■ EXERCISE DESCRIPTION ■
Below is a block of records. Copy every line in it that contains the word "people".

* BEGIN RECORDED INFORMATION *

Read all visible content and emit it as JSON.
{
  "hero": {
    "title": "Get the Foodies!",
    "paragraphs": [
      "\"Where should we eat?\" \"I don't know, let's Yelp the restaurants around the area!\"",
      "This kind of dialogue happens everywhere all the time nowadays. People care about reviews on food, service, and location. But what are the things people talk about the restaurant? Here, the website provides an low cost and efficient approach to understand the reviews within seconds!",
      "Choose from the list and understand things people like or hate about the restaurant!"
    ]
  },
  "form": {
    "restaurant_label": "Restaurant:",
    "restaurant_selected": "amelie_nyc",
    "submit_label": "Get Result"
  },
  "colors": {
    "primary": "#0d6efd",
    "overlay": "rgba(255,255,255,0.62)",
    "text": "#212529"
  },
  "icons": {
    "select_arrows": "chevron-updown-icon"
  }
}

* END RECORDED INFORMATION *

■ RESULT BELOW ■
      "This kind of dialogue happens everywhere all the time nowadays. People care about reviews on food, service, and location. But what are the things people talk about the restaurant? Here, the website provides an low cost and efficient approach to understand the reviews within seconds!",
      "Choose from the list and understand things people like or hate about the restaurant!"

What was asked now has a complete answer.